• _DIRECTIONS_
Tally the lines holding the word "nuôi" and state the count by itself.

[Data entries]
+ + + + +

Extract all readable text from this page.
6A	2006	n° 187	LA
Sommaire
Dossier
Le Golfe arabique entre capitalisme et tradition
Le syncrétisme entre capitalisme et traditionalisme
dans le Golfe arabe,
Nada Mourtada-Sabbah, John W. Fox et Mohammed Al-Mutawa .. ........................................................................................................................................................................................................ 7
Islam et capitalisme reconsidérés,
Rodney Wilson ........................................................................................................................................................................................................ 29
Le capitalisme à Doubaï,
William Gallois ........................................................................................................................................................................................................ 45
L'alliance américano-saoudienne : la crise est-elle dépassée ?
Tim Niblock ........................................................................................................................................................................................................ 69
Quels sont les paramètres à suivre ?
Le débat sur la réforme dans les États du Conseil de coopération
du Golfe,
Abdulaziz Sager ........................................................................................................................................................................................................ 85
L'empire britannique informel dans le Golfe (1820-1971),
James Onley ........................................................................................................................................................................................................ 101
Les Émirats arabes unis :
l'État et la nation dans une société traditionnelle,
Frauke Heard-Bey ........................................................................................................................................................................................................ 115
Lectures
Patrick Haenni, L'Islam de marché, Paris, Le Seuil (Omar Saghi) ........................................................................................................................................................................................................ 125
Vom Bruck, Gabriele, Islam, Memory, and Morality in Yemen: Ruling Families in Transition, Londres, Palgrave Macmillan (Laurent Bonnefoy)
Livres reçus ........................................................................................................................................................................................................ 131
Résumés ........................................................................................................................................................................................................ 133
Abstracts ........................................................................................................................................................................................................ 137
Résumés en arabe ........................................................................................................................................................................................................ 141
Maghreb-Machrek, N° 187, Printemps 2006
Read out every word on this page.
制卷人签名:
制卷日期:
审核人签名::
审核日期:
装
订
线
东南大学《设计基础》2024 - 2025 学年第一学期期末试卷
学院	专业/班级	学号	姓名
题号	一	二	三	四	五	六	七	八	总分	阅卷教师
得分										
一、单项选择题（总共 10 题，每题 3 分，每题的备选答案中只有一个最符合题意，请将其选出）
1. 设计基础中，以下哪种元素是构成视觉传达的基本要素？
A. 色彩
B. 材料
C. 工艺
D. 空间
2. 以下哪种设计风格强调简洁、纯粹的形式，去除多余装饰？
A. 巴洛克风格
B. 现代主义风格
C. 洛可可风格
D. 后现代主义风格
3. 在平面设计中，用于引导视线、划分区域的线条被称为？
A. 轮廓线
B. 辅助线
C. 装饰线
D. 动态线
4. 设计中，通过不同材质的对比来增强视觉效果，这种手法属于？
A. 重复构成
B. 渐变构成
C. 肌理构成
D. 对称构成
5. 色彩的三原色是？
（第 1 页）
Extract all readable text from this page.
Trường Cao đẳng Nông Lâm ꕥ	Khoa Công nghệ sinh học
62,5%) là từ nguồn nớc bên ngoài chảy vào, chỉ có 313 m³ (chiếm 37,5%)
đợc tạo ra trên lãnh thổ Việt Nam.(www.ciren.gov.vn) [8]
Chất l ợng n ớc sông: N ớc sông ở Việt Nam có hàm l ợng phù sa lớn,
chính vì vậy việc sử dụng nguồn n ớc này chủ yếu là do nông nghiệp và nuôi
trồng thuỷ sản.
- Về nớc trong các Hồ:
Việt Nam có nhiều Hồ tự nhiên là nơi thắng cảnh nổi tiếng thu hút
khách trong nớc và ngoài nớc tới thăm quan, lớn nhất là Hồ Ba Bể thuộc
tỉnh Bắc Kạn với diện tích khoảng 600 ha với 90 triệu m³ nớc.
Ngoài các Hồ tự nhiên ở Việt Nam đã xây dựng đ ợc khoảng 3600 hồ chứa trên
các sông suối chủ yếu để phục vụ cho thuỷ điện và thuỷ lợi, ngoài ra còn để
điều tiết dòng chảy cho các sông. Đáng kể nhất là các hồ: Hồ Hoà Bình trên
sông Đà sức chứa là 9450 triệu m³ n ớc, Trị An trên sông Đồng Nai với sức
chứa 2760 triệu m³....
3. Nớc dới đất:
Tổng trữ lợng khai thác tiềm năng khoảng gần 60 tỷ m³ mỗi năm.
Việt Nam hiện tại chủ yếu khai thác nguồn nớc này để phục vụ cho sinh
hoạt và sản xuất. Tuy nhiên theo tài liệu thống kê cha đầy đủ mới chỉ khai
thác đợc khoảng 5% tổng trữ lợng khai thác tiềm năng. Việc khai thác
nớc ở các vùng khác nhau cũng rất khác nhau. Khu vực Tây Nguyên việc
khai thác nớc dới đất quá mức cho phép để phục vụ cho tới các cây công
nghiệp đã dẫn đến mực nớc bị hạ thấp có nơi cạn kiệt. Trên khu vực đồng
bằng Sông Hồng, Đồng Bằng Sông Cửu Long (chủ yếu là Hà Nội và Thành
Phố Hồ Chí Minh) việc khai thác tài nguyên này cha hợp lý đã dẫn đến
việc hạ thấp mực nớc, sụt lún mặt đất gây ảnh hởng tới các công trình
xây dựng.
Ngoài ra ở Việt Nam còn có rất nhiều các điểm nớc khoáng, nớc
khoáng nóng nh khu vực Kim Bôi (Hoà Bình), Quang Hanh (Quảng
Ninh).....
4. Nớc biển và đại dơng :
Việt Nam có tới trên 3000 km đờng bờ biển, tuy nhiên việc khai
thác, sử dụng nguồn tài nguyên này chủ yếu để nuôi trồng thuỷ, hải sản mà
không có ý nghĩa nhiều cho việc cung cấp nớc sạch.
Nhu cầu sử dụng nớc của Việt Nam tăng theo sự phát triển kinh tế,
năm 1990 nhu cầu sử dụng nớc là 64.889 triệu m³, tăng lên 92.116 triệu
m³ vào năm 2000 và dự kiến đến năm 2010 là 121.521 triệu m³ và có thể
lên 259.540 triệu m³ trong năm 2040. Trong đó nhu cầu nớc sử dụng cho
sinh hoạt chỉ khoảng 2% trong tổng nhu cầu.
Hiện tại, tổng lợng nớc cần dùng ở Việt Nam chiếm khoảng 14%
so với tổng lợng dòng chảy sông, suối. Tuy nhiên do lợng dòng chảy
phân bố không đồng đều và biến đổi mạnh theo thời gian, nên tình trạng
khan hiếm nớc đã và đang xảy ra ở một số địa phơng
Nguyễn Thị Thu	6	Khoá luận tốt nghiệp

+ + + + +

• _SOLVED PROBLEM_
2